* Stated task A:
Arrange the dataset rows starting at the line containing "zoom-in-button[interactable] <box>534 58" and ending at the line containing "882 399 912</box>" as a JSON list of strings, one string per line, with blank lines left out.

I designed, and with the help of the Inn’s residents and volunteers built, a new course / meeting room. The new space, combined with the Room Patron project, allowed us to accommodate two courses (and up to double the course guests) simultaneously, significantly growing the annual revenue potential.
I designed new labels and signs to place in the working areas, guest rooms, and public spaces of the Inn. Proper signage helped the guests navigate the large grounds and sometimes labyrinthine corridors of the Inn. Proper labels helped staff find what they were looking for, making work faster and more enjoyable.
Solutions: Organization of Labor
We set up a house schedule / space reservation calendar (Google Calendar), task lists (spreadsheets), shopping lists (Wunderlist), dozens of guides (Google Docs & print), WhatsApp groups (info for all visitors / residents / maintenance / management) and weekly meeting agendas that were available to anyone with a computer or smartphone. We also procured a communal tablet and set it up in the kitchen, where residents most often visited during the day. This way information about what was happening at any given time was always at hand.
One of our biggest efforts was writing Community Rules and Values (House Rules for short) that would be handed to every new resident arriving at the Inn. The document served to manage expectations already during the obligatory two-week trial period and, if the person decided to stay at the Inn (and staff and other residents approved), would also serve as a reference point whenever anyone felt they were being treated unfairly.
The first draft was written communally by five residents and introduced in a weekly meeting with all residents. Amendments were made whenever the community felt that the rules were unfair or unclear. The first draft of about 1000 words gradually grew over the years to a 4000-word manual that gave a nuanced picture of life at the Friendship Inn. We felt that the document helped all new community members settle in while also understanding and committing to the purpose of the Inn.
Many superfluous expenses were cut, such as old landline (phone) contracts and listing fees on various B&B marketing websites. We started buying as many things in bulk as we could and reduced the amount of trips we made to the stores. (Turns out 20km one way, 5 trips a week sums up to a lof of money.) We deemed it necessary to invest properly in the most crucial purchases, because buying subpar equipment or simply accepting hand-me-downs could cost more in the long run. The new accounting system went a long way in tracking expenses and planning our finances better. Thanks to these changes we were able to pay off a 20 000 € tax debt during my first 2 years as GM.

Dataset records
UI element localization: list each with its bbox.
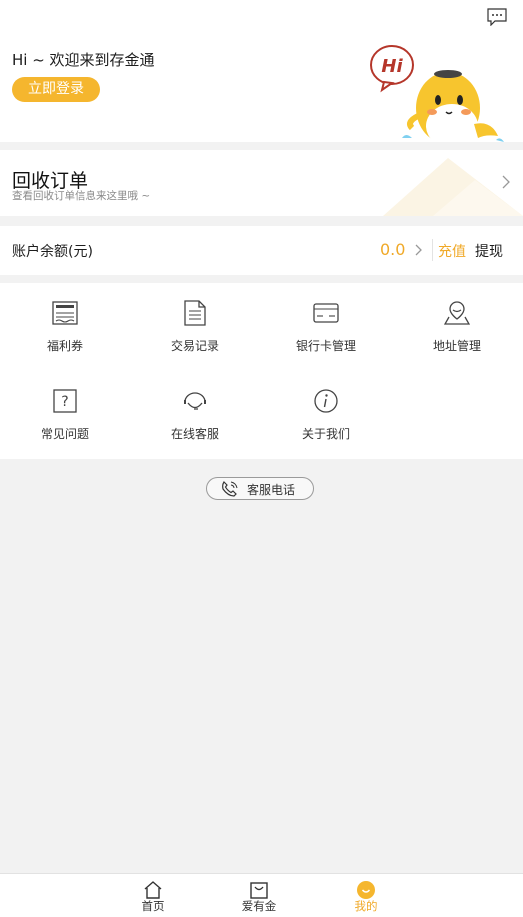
svg-text:?: ? bbox=[61, 394, 68, 410]
tab-label: 我的 bbox=[354, 899, 378, 913]
tab-label: 爱有金 bbox=[241, 899, 277, 913]
recharge-button[interactable]: 充值 bbox=[438, 241, 466, 261]
login-button[interactable]: 立即登录 bbox=[12, 77, 100, 102]
account-balance-row: 账户余额(元) 0.0 充值 提现 bbox=[0, 226, 523, 275]
withdraw-button[interactable]: 提现 bbox=[475, 241, 503, 261]
menu-item-label: 交易记录 bbox=[170, 339, 219, 353]
mascot-hi-text: Hi bbox=[381, 56, 403, 77]
document-icon bbox=[184, 300, 206, 326]
phone-icon bbox=[222, 481, 238, 497]
balance-value[interactable]: 0.0 bbox=[380, 240, 405, 259]
menu-item-transactions[interactable]: 交易记录 bbox=[130, 283, 260, 353]
home-icon bbox=[144, 881, 162, 899]
headset-icon bbox=[184, 392, 206, 410]
order-subtitle: 查看回收订单信息来这里哦 ~ bbox=[12, 190, 151, 202]
menu-item-label: 地址管理 bbox=[432, 339, 481, 353]
hotline-label: 客服电话 bbox=[247, 483, 296, 497]
profile-header: Hi ~ 欢迎来到存金通 立即登录 Hi bbox=[0, 0, 523, 142]
menu-item-faq[interactable]: ? 常见问题 bbox=[0, 371, 130, 441]
profile-icon bbox=[357, 881, 375, 899]
bottom-tab-bar: 首页 爱有金 我的 bbox=[0, 873, 523, 917]
service-menu-grid: 福利券 交易记录 银行卡管理 地址管理 ? 常见问题 在线客服 关于我们 bbox=[0, 283, 523, 459]
question-icon: ? bbox=[53, 389, 77, 413]
greeting-text: Hi ~ 欢迎来到存金通 bbox=[12, 51, 155, 69]
message-icon[interactable] bbox=[487, 8, 507, 26]
chevron-right-icon bbox=[502, 175, 510, 189]
menu-item-label: 福利券 bbox=[46, 339, 83, 353]
balance-divider bbox=[432, 239, 433, 261]
menu-item-bank-cards[interactable]: 银行卡管理 bbox=[261, 283, 391, 353]
balance-label: 账户余额(元) bbox=[12, 244, 93, 260]
tab-label: 首页 bbox=[141, 899, 165, 913]
coupon-icon bbox=[52, 301, 78, 325]
menu-item-coupons[interactable]: 福利券 bbox=[0, 283, 130, 353]
menu-item-label: 常见问题 bbox=[40, 427, 89, 441]
menu-item-online-service[interactable]: 在线客服 bbox=[130, 371, 260, 441]
location-icon bbox=[444, 301, 470, 325]
mascot-illustration: Hi bbox=[370, 45, 504, 142]
menu-item-addresses[interactable]: 地址管理 bbox=[392, 283, 522, 353]
menu-item-label: 银行卡管理 bbox=[295, 339, 356, 353]
bank-card-icon bbox=[313, 303, 339, 323]
customer-hotline-button[interactable]: 客服电话 bbox=[206, 477, 314, 500]
menu-item-label: 在线客服 bbox=[170, 427, 219, 441]
recycling-order-card[interactable]: 回收订单 查看回收订单信息来这里哦 ~ bbox=[0, 150, 523, 216]
menu-item-about-us[interactable]: 关于我们 bbox=[261, 371, 391, 441]
info-icon bbox=[314, 389, 338, 413]
tab-mine[interactable]: 我的 bbox=[336, 874, 396, 917]
tab-home[interactable]: 首页 bbox=[123, 874, 183, 917]
bag-icon bbox=[250, 882, 268, 899]
menu-item-label: 关于我们 bbox=[301, 427, 350, 441]
chevron-right-icon[interactable] bbox=[414, 243, 423, 257]
tab-aiyoujin[interactable]: 爱有金 bbox=[229, 874, 289, 917]
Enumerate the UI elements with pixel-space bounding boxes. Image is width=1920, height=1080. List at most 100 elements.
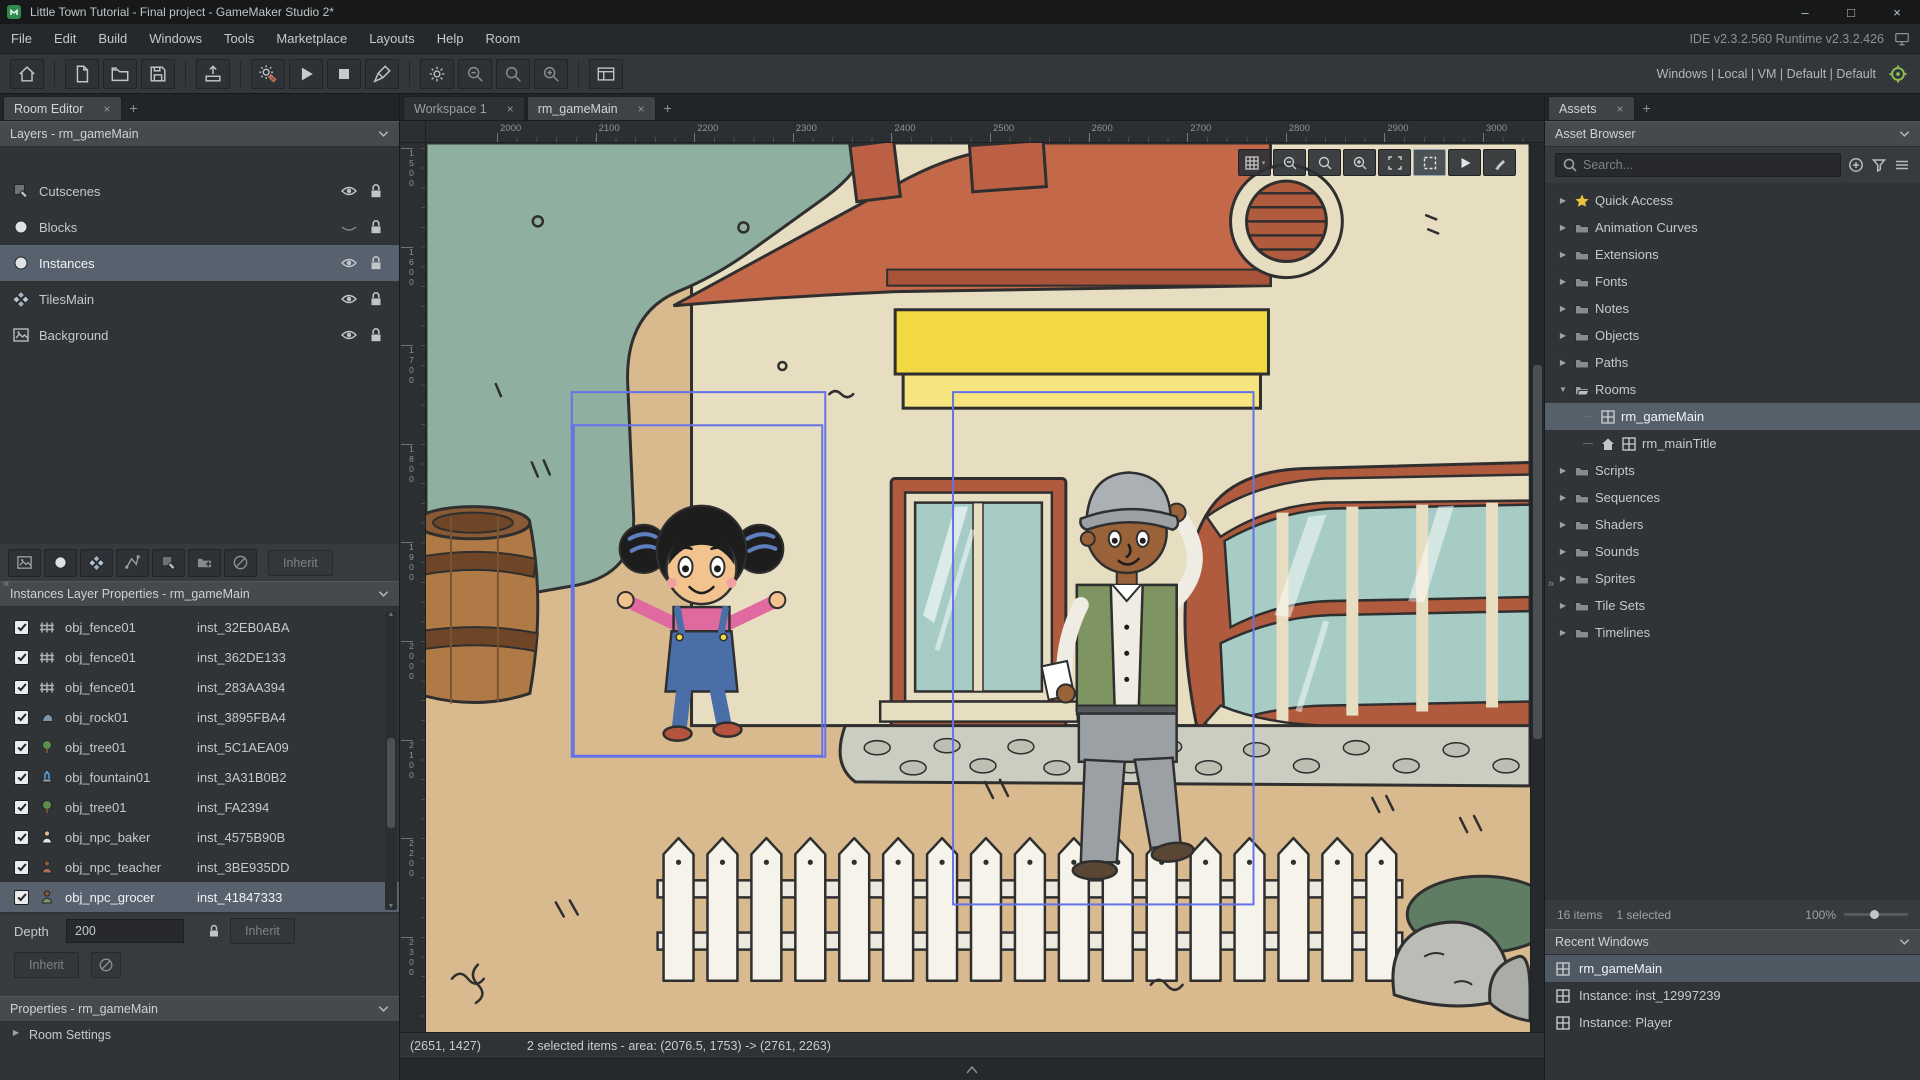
zoom-in-button[interactable] <box>534 58 568 89</box>
windows-layout-button[interactable] <box>589 58 623 89</box>
inherit-button[interactable]: Inherit <box>14 951 79 978</box>
layer-row-tilesmain[interactable]: TilesMain <box>0 281 399 317</box>
close-icon[interactable]: × <box>507 102 514 116</box>
layers-header[interactable]: Layers - rm_gameMain <box>0 121 399 147</box>
collapsed-arrow-icon[interactable]: ▶ <box>1557 547 1569 556</box>
depth-input[interactable] <box>66 919 184 943</box>
run-room-button[interactable] <box>1448 149 1481 176</box>
visibility-eye-icon[interactable] <box>340 290 358 308</box>
add-instance-layer-button[interactable] <box>44 548 77 577</box>
menu-windows[interactable]: Windows <box>138 24 213 53</box>
game-options-button[interactable] <box>251 58 285 89</box>
collapse-arrow-icon[interactable]: ▶ <box>10 1028 22 1037</box>
instance-checkbox[interactable] <box>14 709 29 725</box>
instance-row-inst-41847333[interactable]: obj_npc_grocer inst_41847333 <box>0 882 399 912</box>
tree-item-animation-curves[interactable]: ▶ Animation Curves <box>1545 214 1920 241</box>
room-settings-item[interactable]: ▶ Room Settings <box>0 1022 399 1080</box>
add-background-layer-button[interactable] <box>8 548 41 577</box>
add-workspace-tab-button[interactable]: + <box>658 98 678 118</box>
collapsed-arrow-icon[interactable]: ▶ <box>1557 520 1569 529</box>
add-path-layer-button[interactable] <box>116 548 149 577</box>
collapsed-arrow-icon[interactable]: ▶ <box>1557 196 1569 205</box>
instance-row-inst-32eb0aba[interactable]: obj_fence01 inst_32EB0ABA <box>0 612 399 642</box>
tree-item-notes[interactable]: ▶ Notes <box>1545 295 1920 322</box>
depth-inherit-button[interactable]: Inherit <box>230 918 295 944</box>
collapsed-arrow-icon[interactable]: ▶ <box>1557 601 1569 610</box>
tree-item-scripts[interactable]: ▶ Scripts <box>1545 457 1920 484</box>
bottom-strip[interactable] <box>400 1058 1544 1080</box>
menu-file[interactable]: File <box>0 24 43 53</box>
recent-item-instance-inst-12997239[interactable]: Instance: inst_12997239 <box>1545 982 1920 1009</box>
add-asset-icon[interactable] <box>1848 157 1864 173</box>
instance-row-inst-283aa394[interactable]: obj_fence01 inst_283AA394 <box>0 672 399 702</box>
close-button[interactable]: × <box>1874 0 1920 24</box>
collapsed-arrow-icon[interactable]: ▶ <box>1557 466 1569 475</box>
visibility-eye-icon[interactable] <box>340 254 358 272</box>
filter-icon[interactable] <box>1871 157 1887 173</box>
target-icon[interactable] <box>1888 64 1908 84</box>
tree-item-paths[interactable]: ▶ Paths <box>1545 349 1920 376</box>
layer-row-cutscenes[interactable]: Cutscenes <box>0 173 399 209</box>
chevron-down-icon[interactable]: ▾ <box>1262 159 1266 167</box>
scrollbar-thumb[interactable] <box>1533 365 1542 739</box>
instance-checkbox[interactable] <box>14 859 29 875</box>
instance-row-inst-362de133[interactable]: obj_fence01 inst_362DE133 <box>0 642 399 672</box>
lock-icon[interactable] <box>206 923 222 939</box>
recent-item-rm-gamemain[interactable]: rm_gameMain <box>1545 955 1920 982</box>
collapsed-arrow-icon[interactable]: ▶ <box>1557 277 1569 286</box>
save-project-button[interactable] <box>141 58 175 89</box>
instance-checkbox[interactable] <box>14 739 29 755</box>
tab-assets[interactable]: Assets × <box>1548 96 1635 120</box>
tree-item-shaders[interactable]: ▶ Shaders <box>1545 511 1920 538</box>
instance-row-inst-4575b90b[interactable]: obj_npc_baker inst_4575B90B <box>0 822 399 852</box>
tree-item-extensions[interactable]: ▶ Extensions <box>1545 241 1920 268</box>
menu-edit[interactable]: Edit <box>43 24 87 53</box>
layer-row-instances[interactable]: Instances <box>0 245 399 281</box>
instance-row-inst-3895fba4[interactable]: obj_rock01 inst_3895FBA4 <box>0 702 399 732</box>
tab-workspace-1[interactable]: Workspace 1 × <box>403 96 525 120</box>
instance-row-inst-fa2394[interactable]: obj_tree01 inst_FA2394 <box>0 792 399 822</box>
add-tile-layer-button[interactable] <box>80 548 113 577</box>
expanded-arrow-icon[interactable]: ▼ <box>1557 385 1569 394</box>
zoom-reset-button[interactable] <box>1308 149 1341 176</box>
close-icon[interactable]: × <box>103 102 110 116</box>
tree-item-rooms[interactable]: ▼ Rooms <box>1545 376 1920 403</box>
close-icon[interactable]: × <box>638 102 645 116</box>
close-icon[interactable]: × <box>1617 102 1624 116</box>
search-box[interactable] <box>1555 153 1841 177</box>
collapsed-arrow-icon[interactable]: ▶ <box>1557 493 1569 502</box>
add-layer-folder-button[interactable] <box>188 548 221 577</box>
collapsed-arrow-icon[interactable]: ▶ <box>1557 223 1569 232</box>
collapsed-arrow-icon[interactable]: ▶ <box>1557 250 1569 259</box>
tree-item-objects[interactable]: ▶ Objects <box>1545 322 1920 349</box>
menu-tools[interactable]: Tools <box>213 24 265 53</box>
instance-checkbox[interactable] <box>14 799 29 815</box>
instance-row-inst-3a31b0b2[interactable]: obj_fountain01 inst_3A31B0B2 <box>0 762 399 792</box>
lock-icon[interactable] <box>367 218 385 236</box>
tab-rm-gamemain[interactable]: rm_gameMain × <box>526 96 656 120</box>
vertical-scrollbar[interactable] <box>1530 143 1544 1032</box>
recent-item-instance-player[interactable]: Instance: Player <box>1545 1009 1920 1036</box>
lock-icon[interactable] <box>367 326 385 344</box>
collapsed-arrow-icon[interactable]: ▶ <box>1557 628 1569 637</box>
menu-icon[interactable] <box>1894 157 1910 173</box>
zoom-out-button[interactable] <box>458 58 492 89</box>
instance-checkbox[interactable] <box>14 769 29 785</box>
instance-checkbox[interactable] <box>14 829 29 845</box>
tree-item-sequences[interactable]: ▶ Sequences <box>1545 484 1920 511</box>
collapsed-arrow-icon[interactable]: ▶ <box>1557 331 1569 340</box>
monitor-icon[interactable] <box>1894 31 1910 47</box>
clear-inheritance-button[interactable] <box>90 951 121 978</box>
build-targets[interactable]: Windows | Local | VM | Default | Default <box>1657 67 1876 81</box>
instance-row-inst-3be935dd[interactable]: obj_npc_teacher inst_3BE935DD <box>0 852 399 882</box>
selection-tool-button[interactable] <box>1413 149 1446 176</box>
lock-icon[interactable] <box>367 254 385 272</box>
fit-view-button[interactable] <box>1378 149 1411 176</box>
collapsed-arrow-icon[interactable]: ▶ <box>1557 574 1569 583</box>
menu-marketplace[interactable]: Marketplace <box>265 24 358 53</box>
settings-button[interactable] <box>420 58 454 89</box>
menu-room[interactable]: Room <box>475 24 532 53</box>
tree-item-sprites[interactable]: ▶ Sprites <box>1545 565 1920 592</box>
layer-row-background[interactable]: Background <box>0 317 399 353</box>
collapsed-arrow-icon[interactable]: ▶ <box>1557 304 1569 313</box>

* Stated task B:
Reproduce word for word the part of the Friendship Inn text starting at "The first draft was" and ending at "purpose of the Inn.".

* Result A:
[
  "zoom-in-button[interactable] <box>534 58 568 89</box>",
  "windows-layout-button[interactable] <box>589 58 623 89</box>",
  "inherit-button[interactable]: Inherit <box>14 951 79 978</box>",
  "layer-row-tilesmain[interactable]: TilesMain <box>0 281 399 317</box>",
  "close-icon[interactable]: × <box>507 102 514 116</box>",
  "layers-header[interactable]: Layers - rm_gameMain <box>0 121 399 147</box>",
  "collapsed-arrow-icon[interactable]: ▶ <box>1557 547 1569 556</box>",
  "depth-input[interactable] <box>66 919 184 943</box>",
  "run-room-button[interactable] <box>1448 149 1481 176</box>",
  "visibility-eye-icon[interactable] <box>340 290 358 308</box>",
  "add-instance-layer-button[interactable] <box>44 548 77 577</box>",
  "menu-windows[interactable]: Windows <box>138 24 213 53</box>",
  "game-options-button[interactable] <box>251 58 285 89</box>",
  "collapse-arrow-icon[interactable]: ▶ <box>10 1028 22 1037</box>",
  "instance-checkbox[interactable] <box>14 709 29 725</box>",
  "instance-row-inst-41847333[interactable]: obj_npc_grocer inst_41847333 <box>0 882 399 912</box>"
]

* Result B:
The first draft was written communally by five residents and introduced in a weekly meeting with all residents. Amendments were made whenever the community felt that the rules were unfair or unclear. The first draft of about 1000 words gradually grew over the years to a 4000-word manual that gave a nuanced picture of life at the Friendship Inn. We felt that the document helped all new community members settle in while also understanding and committing to the purpose of the Inn.